◆ Task instructions: Copy out each line that has "días" in it.

(Dataset items)
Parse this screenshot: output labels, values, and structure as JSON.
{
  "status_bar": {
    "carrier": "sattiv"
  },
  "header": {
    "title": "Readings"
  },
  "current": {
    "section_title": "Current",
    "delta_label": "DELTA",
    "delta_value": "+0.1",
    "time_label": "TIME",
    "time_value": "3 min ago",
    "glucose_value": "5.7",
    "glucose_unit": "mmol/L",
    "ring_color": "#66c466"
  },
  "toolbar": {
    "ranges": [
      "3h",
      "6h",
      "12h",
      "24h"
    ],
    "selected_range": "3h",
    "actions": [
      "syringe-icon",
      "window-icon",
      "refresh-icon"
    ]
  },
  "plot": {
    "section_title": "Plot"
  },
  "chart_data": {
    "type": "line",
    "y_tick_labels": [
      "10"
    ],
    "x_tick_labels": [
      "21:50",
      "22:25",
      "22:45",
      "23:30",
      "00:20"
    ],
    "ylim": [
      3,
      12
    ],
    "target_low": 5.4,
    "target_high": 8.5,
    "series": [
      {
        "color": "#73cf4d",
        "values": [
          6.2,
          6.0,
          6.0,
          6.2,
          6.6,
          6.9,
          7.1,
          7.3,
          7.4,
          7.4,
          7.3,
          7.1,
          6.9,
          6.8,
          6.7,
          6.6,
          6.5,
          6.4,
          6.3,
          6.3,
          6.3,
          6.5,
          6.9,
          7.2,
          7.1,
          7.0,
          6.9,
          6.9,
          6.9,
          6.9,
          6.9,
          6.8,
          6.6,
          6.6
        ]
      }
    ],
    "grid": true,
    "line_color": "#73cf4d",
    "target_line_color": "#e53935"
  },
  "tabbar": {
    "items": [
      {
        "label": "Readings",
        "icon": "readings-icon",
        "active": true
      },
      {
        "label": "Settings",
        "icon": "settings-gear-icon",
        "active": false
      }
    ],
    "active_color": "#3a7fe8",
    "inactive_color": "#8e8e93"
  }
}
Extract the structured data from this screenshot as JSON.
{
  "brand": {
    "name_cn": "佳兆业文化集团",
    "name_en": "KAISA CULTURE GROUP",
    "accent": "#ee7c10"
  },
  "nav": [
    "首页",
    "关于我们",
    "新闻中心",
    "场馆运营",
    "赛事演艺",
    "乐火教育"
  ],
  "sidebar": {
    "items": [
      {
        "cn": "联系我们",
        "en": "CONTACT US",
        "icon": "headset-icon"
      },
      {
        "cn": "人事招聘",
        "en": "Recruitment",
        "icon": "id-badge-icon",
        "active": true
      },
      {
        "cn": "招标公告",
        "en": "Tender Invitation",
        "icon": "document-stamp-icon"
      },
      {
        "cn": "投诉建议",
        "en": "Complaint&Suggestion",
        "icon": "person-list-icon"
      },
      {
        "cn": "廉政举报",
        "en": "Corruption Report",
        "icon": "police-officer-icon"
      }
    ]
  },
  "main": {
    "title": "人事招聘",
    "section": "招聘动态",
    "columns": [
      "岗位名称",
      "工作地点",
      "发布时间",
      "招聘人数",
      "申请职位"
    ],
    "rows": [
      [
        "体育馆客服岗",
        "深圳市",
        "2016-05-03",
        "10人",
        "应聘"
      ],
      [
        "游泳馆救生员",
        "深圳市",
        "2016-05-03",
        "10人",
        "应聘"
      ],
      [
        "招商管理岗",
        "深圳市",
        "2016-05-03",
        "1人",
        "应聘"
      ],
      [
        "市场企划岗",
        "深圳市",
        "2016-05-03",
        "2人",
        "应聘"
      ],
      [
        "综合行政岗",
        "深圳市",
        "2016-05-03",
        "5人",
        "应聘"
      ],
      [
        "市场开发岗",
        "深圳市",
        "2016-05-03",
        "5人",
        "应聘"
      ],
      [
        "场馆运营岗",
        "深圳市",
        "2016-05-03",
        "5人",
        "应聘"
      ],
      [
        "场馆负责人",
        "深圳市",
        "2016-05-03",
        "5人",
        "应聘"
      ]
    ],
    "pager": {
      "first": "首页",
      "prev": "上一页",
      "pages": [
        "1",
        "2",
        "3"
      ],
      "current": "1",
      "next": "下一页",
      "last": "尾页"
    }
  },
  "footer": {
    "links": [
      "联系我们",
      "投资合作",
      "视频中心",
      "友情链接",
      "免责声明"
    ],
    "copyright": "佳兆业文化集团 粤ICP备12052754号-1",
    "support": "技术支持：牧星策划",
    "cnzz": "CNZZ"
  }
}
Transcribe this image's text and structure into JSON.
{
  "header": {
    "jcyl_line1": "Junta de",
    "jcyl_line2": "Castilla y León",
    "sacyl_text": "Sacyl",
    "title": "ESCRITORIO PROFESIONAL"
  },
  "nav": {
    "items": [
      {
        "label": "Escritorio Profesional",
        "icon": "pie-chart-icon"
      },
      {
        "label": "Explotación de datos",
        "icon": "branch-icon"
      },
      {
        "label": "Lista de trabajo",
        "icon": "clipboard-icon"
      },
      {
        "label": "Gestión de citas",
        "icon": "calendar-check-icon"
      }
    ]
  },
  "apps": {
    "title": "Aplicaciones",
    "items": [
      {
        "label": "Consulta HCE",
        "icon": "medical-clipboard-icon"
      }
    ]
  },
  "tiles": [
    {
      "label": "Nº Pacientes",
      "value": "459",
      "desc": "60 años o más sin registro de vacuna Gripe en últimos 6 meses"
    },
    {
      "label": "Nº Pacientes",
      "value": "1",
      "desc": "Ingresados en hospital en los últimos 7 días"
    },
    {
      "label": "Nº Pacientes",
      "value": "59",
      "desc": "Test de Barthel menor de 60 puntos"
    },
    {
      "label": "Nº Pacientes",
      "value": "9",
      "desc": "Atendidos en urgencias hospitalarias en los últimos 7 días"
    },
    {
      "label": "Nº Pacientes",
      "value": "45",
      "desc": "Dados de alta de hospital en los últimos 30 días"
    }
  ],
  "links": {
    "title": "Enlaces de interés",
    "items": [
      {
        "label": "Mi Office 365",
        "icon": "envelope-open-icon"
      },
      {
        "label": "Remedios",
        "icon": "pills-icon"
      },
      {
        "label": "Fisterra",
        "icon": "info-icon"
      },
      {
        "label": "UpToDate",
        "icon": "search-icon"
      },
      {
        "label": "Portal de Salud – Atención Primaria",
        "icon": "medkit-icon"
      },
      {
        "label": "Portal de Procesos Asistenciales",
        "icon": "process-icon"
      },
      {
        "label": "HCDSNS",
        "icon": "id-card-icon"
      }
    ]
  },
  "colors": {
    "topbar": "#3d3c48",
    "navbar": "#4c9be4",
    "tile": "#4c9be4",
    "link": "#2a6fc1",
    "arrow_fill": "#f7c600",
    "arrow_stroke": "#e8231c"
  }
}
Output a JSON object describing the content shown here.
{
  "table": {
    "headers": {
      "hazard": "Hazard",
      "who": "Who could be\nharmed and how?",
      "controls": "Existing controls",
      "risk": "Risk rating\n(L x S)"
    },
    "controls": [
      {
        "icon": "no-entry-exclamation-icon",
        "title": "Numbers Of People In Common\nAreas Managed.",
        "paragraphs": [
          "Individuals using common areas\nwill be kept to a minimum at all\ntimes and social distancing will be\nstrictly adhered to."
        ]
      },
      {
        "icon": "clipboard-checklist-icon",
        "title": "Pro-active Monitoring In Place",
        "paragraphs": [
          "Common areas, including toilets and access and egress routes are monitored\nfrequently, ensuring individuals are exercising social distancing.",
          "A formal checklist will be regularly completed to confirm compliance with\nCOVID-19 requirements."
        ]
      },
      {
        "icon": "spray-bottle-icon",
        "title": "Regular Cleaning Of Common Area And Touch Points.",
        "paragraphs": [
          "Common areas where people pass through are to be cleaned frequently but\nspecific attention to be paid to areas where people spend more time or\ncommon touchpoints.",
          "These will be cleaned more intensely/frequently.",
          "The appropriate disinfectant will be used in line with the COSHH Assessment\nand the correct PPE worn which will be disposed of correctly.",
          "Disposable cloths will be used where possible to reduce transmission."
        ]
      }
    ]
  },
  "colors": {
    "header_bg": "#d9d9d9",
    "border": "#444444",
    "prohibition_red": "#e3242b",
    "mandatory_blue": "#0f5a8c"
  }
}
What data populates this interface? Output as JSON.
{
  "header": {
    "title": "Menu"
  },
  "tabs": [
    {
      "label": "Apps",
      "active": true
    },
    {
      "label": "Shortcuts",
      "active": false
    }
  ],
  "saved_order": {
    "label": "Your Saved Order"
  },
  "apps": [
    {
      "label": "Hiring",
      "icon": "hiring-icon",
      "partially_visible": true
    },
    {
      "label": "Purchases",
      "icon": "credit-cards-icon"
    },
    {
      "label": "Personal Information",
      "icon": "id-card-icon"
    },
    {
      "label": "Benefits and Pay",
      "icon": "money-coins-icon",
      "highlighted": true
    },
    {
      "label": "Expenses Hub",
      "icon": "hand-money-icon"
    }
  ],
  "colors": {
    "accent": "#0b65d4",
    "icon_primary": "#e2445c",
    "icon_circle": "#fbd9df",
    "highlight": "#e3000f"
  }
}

◆ Correct response:
      "desc": "Ingresados en hospital en los últimos 7 días"
      "desc": "Atendidos en urgencias hospitalarias en los últimos 7 días"
      "desc": "Dados de alta de hospital en los últimos 30 días"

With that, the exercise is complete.